● **GIVEN INSTRUCTION**
Repeat the records word for word, excluding any picture.
##### RECORDS TO PROCESS #####
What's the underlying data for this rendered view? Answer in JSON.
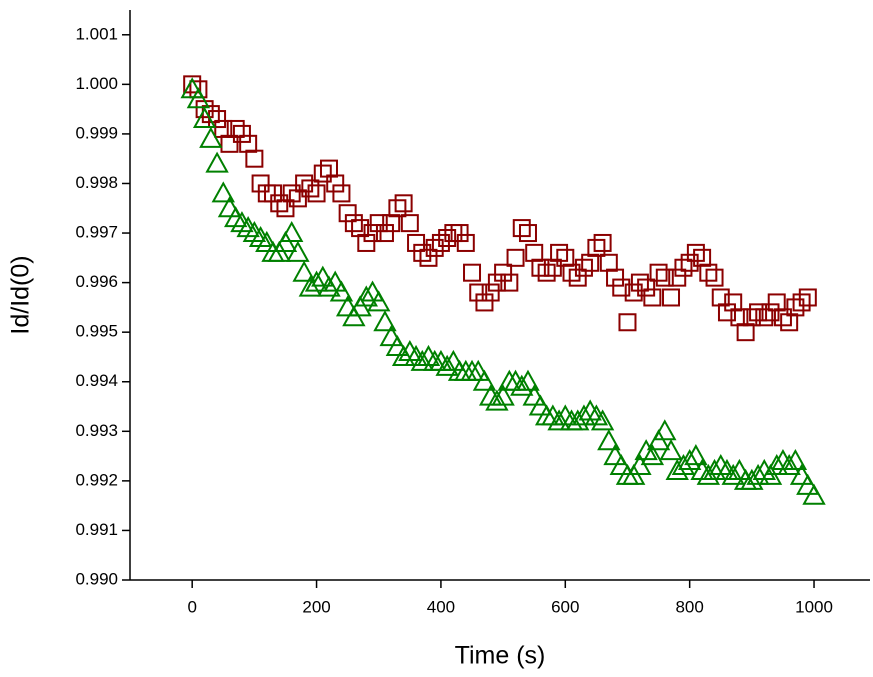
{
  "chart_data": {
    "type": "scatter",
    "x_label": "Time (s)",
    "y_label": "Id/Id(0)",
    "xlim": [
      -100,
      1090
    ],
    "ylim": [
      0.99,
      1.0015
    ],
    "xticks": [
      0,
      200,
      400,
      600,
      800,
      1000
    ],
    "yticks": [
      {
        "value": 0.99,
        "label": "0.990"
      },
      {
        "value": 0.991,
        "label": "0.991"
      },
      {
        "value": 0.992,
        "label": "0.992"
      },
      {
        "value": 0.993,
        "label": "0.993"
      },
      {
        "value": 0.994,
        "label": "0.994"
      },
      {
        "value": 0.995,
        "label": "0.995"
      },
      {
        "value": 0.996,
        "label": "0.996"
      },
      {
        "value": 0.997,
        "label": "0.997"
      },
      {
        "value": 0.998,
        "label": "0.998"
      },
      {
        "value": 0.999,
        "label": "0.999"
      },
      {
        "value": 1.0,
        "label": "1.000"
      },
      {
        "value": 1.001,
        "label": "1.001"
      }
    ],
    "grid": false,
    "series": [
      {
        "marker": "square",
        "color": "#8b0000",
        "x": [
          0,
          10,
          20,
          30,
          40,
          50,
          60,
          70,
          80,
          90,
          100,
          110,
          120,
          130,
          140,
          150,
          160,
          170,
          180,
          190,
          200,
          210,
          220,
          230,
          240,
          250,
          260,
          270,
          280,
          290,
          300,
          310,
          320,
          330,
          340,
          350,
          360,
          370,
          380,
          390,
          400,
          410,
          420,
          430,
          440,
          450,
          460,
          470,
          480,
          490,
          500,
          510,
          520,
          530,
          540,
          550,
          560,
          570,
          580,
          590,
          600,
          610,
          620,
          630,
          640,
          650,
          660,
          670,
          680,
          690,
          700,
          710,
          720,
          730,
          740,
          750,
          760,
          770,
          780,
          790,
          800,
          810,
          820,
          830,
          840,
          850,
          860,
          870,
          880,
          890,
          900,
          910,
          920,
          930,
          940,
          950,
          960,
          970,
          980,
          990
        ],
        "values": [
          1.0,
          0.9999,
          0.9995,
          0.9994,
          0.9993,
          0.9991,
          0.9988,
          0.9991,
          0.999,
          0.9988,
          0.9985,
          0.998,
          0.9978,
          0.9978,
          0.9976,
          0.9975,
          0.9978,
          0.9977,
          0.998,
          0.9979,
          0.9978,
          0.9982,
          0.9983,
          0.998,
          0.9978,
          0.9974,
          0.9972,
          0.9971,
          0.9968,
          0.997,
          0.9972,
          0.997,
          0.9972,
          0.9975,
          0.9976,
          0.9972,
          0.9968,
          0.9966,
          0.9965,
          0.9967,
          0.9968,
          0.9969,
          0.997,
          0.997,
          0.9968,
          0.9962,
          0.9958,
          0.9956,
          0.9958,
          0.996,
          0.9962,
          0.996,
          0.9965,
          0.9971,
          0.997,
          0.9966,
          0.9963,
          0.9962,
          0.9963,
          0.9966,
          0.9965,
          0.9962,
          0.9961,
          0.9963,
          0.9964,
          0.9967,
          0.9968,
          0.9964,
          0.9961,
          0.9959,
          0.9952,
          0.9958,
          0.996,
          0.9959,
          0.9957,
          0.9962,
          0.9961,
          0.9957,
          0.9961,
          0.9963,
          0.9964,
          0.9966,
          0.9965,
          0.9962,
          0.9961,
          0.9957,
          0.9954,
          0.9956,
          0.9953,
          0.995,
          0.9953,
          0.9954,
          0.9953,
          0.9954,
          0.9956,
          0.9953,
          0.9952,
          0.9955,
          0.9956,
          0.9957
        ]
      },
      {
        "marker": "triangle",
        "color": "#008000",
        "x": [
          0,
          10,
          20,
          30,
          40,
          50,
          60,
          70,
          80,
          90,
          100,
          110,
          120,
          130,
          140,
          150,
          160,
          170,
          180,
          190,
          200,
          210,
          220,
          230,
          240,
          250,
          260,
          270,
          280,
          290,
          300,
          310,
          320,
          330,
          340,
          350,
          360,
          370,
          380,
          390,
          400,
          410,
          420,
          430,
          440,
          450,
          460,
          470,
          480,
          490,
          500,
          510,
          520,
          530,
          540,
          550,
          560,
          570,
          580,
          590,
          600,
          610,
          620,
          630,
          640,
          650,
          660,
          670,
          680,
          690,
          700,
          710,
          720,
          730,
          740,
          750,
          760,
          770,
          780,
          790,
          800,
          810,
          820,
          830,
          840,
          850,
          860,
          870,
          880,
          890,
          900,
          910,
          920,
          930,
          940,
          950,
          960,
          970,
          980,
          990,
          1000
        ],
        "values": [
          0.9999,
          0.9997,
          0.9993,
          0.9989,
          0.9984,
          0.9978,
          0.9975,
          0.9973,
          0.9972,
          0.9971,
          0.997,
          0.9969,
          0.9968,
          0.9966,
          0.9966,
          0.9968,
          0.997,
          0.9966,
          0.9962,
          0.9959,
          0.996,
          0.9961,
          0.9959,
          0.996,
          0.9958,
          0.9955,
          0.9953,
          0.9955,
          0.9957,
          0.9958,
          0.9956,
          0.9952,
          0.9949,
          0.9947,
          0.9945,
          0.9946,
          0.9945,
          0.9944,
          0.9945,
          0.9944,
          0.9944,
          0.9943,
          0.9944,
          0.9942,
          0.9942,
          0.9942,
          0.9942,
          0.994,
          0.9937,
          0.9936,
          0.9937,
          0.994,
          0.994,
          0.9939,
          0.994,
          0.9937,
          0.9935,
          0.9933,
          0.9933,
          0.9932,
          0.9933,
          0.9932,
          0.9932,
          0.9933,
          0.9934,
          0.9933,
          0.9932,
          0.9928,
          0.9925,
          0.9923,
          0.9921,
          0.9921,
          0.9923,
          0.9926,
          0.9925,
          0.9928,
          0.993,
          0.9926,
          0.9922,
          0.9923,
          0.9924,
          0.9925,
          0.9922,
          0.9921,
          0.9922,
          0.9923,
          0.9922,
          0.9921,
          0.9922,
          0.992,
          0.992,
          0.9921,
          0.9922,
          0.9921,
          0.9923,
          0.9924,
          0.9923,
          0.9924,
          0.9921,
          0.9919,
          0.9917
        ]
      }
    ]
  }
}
#####
● **SOLUTION BELOW**
What's the underlying data for this rendered view? Answer in JSON.
{
  "chart_data": {
    "type": "scatter",
    "x_label": "Time (s)",
    "y_label": "Id/Id(0)",
    "xlim": [
      -100,
      1090
    ],
    "ylim": [
      0.99,
      1.0015
    ],
    "xticks": [
      0,
      200,
      400,
      600,
      800,
      1000
    ],
    "yticks": [
      {
        "value": 0.99,
        "label": "0.990"
      },
      {
        "value": 0.991,
        "label": "0.991"
      },
      {
        "value": 0.992,
        "label": "0.992"
      },
      {
        "value": 0.993,
        "label": "0.993"
      },
      {
        "value": 0.994,
        "label": "0.994"
      },
      {
        "value": 0.995,
        "label": "0.995"
      },
      {
        "value": 0.996,
        "label": "0.996"
      },
      {
        "value": 0.997,
        "label": "0.997"
      },
      {
        "value": 0.998,
        "label": "0.998"
      },
      {
        "value": 0.999,
        "label": "0.999"
      },
      {
        "value": 1.0,
        "label": "1.000"
      },
      {
        "value": 1.001,
        "label": "1.001"
      }
    ],
    "grid": false,
    "series": [
      {
        "marker": "square",
        "color": "#8b0000",
        "x": [
          0,
          10,
          20,
          30,
          40,
          50,
          60,
          70,
          80,
          90,
          100,
          110,
          120,
          130,
          140,
          150,
          160,
          170,
          180,
          190,
          200,
          210,
          220,
          230,
          240,
          250,
          260,
          270,
          280,
          290,
          300,
          310,
          320,
          330,
          340,
          350,
          360,
          370,
          380,
          390,
          400,
          410,
          420,
          430,
          440,
          450,
          460,
          470,
          480,
          490,
          500,
          510,
          520,
          530,
          540,
          550,
          560,
          570,
          580,
          590,
          600,
          610,
          620,
          630,
          640,
          650,
          660,
          670,
          680,
          690,
          700,
          710,
          720,
          730,
          740,
          750,
          760,
          770,
          780,
          790,
          800,
          810,
          820,
          830,
          840,
          850,
          860,
          870,
          880,
          890,
          900,
          910,
          920,
          930,
          940,
          950,
          960,
          970,
          980,
          990
        ],
        "values": [
          1.0,
          0.9999,
          0.9995,
          0.9994,
          0.9993,
          0.9991,
          0.9988,
          0.9991,
          0.999,
          0.9988,
          0.9985,
          0.998,
          0.9978,
          0.9978,
          0.9976,
          0.9975,
          0.9978,
          0.9977,
          0.998,
          0.9979,
          0.9978,
          0.9982,
          0.9983,
          0.998,
          0.9978,
          0.9974,
          0.9972,
          0.9971,
          0.9968,
          0.997,
          0.9972,
          0.997,
          0.9972,
          0.9975,
          0.9976,
          0.9972,
          0.9968,
          0.9966,
          0.9965,
          0.9967,
          0.9968,
          0.9969,
          0.997,
          0.997,
          0.9968,
          0.9962,
          0.9958,
          0.9956,
          0.9958,
          0.996,
          0.9962,
          0.996,
          0.9965,
          0.9971,
          0.997,
          0.9966,
          0.9963,
          0.9962,
          0.9963,
          0.9966,
          0.9965,
          0.9962,
          0.9961,
          0.9963,
          0.9964,
          0.9967,
          0.9968,
          0.9964,
          0.9961,
          0.9959,
          0.9952,
          0.9958,
          0.996,
          0.9959,
          0.9957,
          0.9962,
          0.9961,
          0.9957,
          0.9961,
          0.9963,
          0.9964,
          0.9966,
          0.9965,
          0.9962,
          0.9961,
          0.9957,
          0.9954,
          0.9956,
          0.9953,
          0.995,
          0.9953,
          0.9954,
          0.9953,
          0.9954,
          0.9956,
          0.9953,
          0.9952,
          0.9955,
          0.9956,
          0.9957
        ]
      },
      {
        "marker": "triangle",
        "color": "#008000",
        "x": [
          0,
          10,
          20,
          30,
          40,
          50,
          60,
          70,
          80,
          90,
          100,
          110,
          120,
          130,
          140,
          150,
          160,
          170,
          180,
          190,
          200,
          210,
          220,
          230,
          240,
          250,
          260,
          270,
          280,
          290,
          300,
          310,
          320,
          330,
          340,
          350,
          360,
          370,
          380,
          390,
          400,
          410,
          420,
          430,
          440,
          450,
          460,
          470,
          480,
          490,
          500,
          510,
          520,
          530,
          540,
          550,
          560,
          570,
          580,
          590,
          600,
          610,
          620,
          630,
          640,
          650,
          660,
          670,
          680,
          690,
          700,
          710,
          720,
          730,
          740,
          750,
          760,
          770,
          780,
          790,
          800,
          810,
          820,
          830,
          840,
          850,
          860,
          870,
          880,
          890,
          900,
          910,
          920,
          930,
          940,
          950,
          960,
          970,
          980,
          990,
          1000
        ],
        "values": [
          0.9999,
          0.9997,
          0.9993,
          0.9989,
          0.9984,
          0.9978,
          0.9975,
          0.9973,
          0.9972,
          0.9971,
          0.997,
          0.9969,
          0.9968,
          0.9966,
          0.9966,
          0.9968,
          0.997,
          0.9966,
          0.9962,
          0.9959,
          0.996,
          0.9961,
          0.9959,
          0.996,
          0.9958,
          0.9955,
          0.9953,
          0.9955,
          0.9957,
          0.9958,
          0.9956,
          0.9952,
          0.9949,
          0.9947,
          0.9945,
          0.9946,
          0.9945,
          0.9944,
          0.9945,
          0.9944,
          0.9944,
          0.9943,
          0.9944,
          0.9942,
          0.9942,
          0.9942,
          0.9942,
          0.994,
          0.9937,
          0.9936,
          0.9937,
          0.994,
          0.994,
          0.9939,
          0.994,
          0.9937,
          0.9935,
          0.9933,
          0.9933,
          0.9932,
          0.9933,
          0.9932,
          0.9932,
          0.9933,
          0.9934,
          0.9933,
          0.9932,
          0.9928,
          0.9925,
          0.9923,
          0.9921,
          0.9921,
          0.9923,
          0.9926,
          0.9925,
          0.9928,
          0.993,
          0.9926,
          0.9922,
          0.9923,
          0.9924,
          0.9925,
          0.9922,
          0.9921,
          0.9922,
          0.9923,
          0.9922,
          0.9921,
          0.9922,
          0.992,
          0.992,
          0.9921,
          0.9922,
          0.9921,
          0.9923,
          0.9924,
          0.9923,
          0.9924,
          0.9921,
          0.9919,
          0.9917
        ]
      }
    ]
  }
}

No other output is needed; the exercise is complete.